+++ Information provided +++
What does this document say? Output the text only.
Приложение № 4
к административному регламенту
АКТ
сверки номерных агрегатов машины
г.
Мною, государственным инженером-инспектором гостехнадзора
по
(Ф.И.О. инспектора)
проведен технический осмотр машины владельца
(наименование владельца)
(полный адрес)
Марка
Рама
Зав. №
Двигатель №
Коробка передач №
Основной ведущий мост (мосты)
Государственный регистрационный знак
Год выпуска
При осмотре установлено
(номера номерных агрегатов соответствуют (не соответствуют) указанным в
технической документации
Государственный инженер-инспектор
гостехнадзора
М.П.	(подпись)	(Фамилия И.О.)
+++
+++ Information provided +++
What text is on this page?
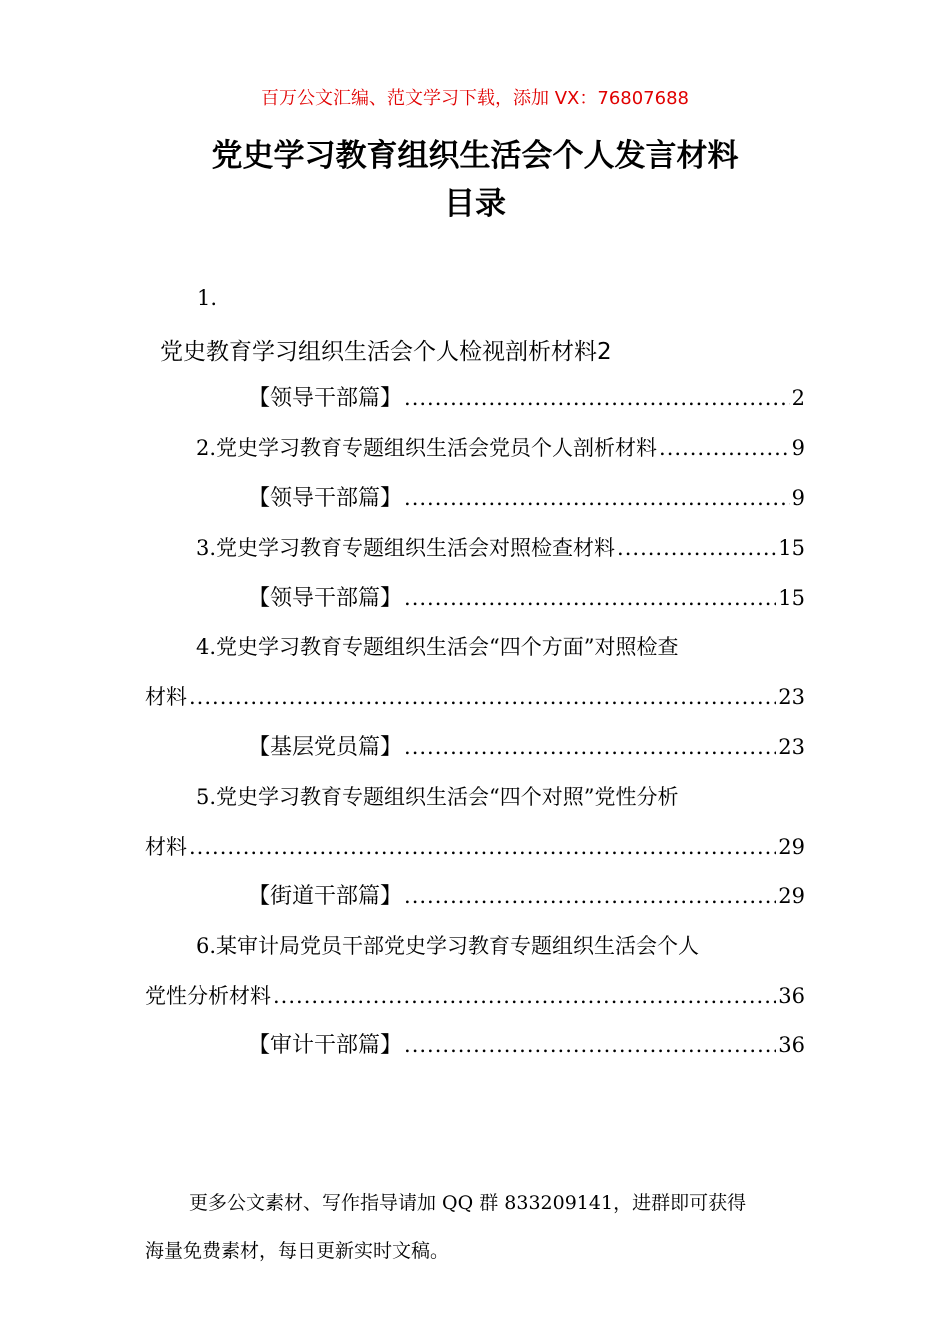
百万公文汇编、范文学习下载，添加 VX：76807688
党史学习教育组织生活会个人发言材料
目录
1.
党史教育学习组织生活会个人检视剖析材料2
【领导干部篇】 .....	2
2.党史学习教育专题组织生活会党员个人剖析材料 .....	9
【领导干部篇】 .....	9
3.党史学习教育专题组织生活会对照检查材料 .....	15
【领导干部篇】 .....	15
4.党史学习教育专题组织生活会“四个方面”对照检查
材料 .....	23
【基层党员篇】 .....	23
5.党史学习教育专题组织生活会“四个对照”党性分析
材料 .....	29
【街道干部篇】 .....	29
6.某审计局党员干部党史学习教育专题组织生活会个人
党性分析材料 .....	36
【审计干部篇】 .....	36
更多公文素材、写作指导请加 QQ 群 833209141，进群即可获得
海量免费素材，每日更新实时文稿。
+++
■ Aim
Copy every line above that includes the string "номерных".

■ Output of the task
сверки номерных агрегатов машины
(номера номерных агрегатов соответствуют (не соответствуют) указанным в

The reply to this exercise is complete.